GOAL:
Will you transcribe the entries that follow, exactly and in full?
--- begin ---
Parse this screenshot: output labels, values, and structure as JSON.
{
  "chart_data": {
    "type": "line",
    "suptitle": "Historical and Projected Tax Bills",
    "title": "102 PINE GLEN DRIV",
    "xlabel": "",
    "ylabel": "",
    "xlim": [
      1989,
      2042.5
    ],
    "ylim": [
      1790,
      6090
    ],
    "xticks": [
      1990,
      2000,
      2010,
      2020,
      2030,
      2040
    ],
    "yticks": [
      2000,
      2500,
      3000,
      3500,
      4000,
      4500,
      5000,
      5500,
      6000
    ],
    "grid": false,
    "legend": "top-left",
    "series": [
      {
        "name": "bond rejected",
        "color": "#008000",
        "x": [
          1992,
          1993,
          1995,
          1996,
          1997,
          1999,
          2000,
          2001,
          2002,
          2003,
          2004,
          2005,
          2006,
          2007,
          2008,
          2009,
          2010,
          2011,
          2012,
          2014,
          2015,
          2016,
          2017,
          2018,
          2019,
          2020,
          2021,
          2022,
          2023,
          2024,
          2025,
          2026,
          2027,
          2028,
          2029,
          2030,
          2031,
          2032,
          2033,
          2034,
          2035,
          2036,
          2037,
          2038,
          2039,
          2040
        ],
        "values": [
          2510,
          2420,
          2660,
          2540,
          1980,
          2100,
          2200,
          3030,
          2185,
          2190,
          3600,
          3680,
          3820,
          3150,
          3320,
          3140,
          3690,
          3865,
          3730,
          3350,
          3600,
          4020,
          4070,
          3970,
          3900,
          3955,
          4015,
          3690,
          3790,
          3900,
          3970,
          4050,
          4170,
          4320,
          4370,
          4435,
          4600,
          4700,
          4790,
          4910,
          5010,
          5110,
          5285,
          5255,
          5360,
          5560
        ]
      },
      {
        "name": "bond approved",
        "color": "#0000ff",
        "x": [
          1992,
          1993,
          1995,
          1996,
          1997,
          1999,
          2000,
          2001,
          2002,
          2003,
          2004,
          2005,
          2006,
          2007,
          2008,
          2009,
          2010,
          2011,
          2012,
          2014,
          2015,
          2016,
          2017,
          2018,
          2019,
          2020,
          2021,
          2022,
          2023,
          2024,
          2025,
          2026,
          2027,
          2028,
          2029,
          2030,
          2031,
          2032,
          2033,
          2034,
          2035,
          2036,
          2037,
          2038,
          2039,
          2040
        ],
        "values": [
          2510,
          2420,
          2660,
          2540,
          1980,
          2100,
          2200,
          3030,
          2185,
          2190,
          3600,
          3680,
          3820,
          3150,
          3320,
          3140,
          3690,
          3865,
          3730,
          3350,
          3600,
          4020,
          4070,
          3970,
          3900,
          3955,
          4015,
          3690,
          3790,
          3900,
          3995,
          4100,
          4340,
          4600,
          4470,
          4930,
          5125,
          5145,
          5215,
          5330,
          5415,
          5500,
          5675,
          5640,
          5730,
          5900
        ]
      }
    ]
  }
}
--- end ---
THE REPLY:
Parse this screenshot: output labels, values, and structure as JSON.
{
  "chart_data": {
    "type": "line",
    "suptitle": "Historical and Projected Tax Bills",
    "title": "102 PINE GLEN DRIV",
    "xlabel": "",
    "ylabel": "",
    "xlim": [
      1989,
      2042.5
    ],
    "ylim": [
      1790,
      6090
    ],
    "xticks": [
      1990,
      2000,
      2010,
      2020,
      2030,
      2040
    ],
    "yticks": [
      2000,
      2500,
      3000,
      3500,
      4000,
      4500,
      5000,
      5500,
      6000
    ],
    "grid": false,
    "legend": "top-left",
    "series": [
      {
        "name": "bond rejected",
        "color": "#008000",
        "x": [
          1992,
          1993,
          1995,
          1996,
          1997,
          1999,
          2000,
          2001,
          2002,
          2003,
          2004,
          2005,
          2006,
          2007,
          2008,
          2009,
          2010,
          2011,
          2012,
          2014,
          2015,
          2016,
          2017,
          2018,
          2019,
          2020,
          2021,
          2022,
          2023,
          2024,
          2025,
          2026,
          2027,
          2028,
          2029,
          2030,
          2031,
          2032,
          2033,
          2034,
          2035,
          2036,
          2037,
          2038,
          2039,
          2040
        ],
        "values": [
          2510,
          2420,
          2660,
          2540,
          1980,
          2100,
          2200,
          3030,
          2185,
          2190,
          3600,
          3680,
          3820,
          3150,
          3320,
          3140,
          3690,
          3865,
          3730,
          3350,
          3600,
          4020,
          4070,
          3970,
          3900,
          3955,
          4015,
          3690,
          3790,
          3900,
          3970,
          4050,
          4170,
          4320,
          4370,
          4435,
          4600,
          4700,
          4790,
          4910,
          5010,
          5110,
          5285,
          5255,
          5360,
          5560
        ]
      },
      {
        "name": "bond approved",
        "color": "#0000ff",
        "x": [
          1992,
          1993,
          1995,
          1996,
          1997,
          1999,
          2000,
          2001,
          2002,
          2003,
          2004,
          2005,
          2006,
          2007,
          2008,
          2009,
          2010,
          2011,
          2012,
          2014,
          2015,
          2016,
          2017,
          2018,
          2019,
          2020,
          2021,
          2022,
          2023,
          2024,
          2025,
          2026,
          2027,
          2028,
          2029,
          2030,
          2031,
          2032,
          2033,
          2034,
          2035,
          2036,
          2037,
          2038,
          2039,
          2040
        ],
        "values": [
          2510,
          2420,
          2660,
          2540,
          1980,
          2100,
          2200,
          3030,
          2185,
          2190,
          3600,
          3680,
          3820,
          3150,
          3320,
          3140,
          3690,
          3865,
          3730,
          3350,
          3600,
          4020,
          4070,
          3970,
          3900,
          3955,
          4015,
          3690,
          3790,
          3900,
          3995,
          4100,
          4340,
          4600,
          4470,
          4930,
          5125,
          5145,
          5215,
          5330,
          5415,
          5500,
          5675,
          5640,
          5730,
          5900
        ]
      }
    ]
  }
}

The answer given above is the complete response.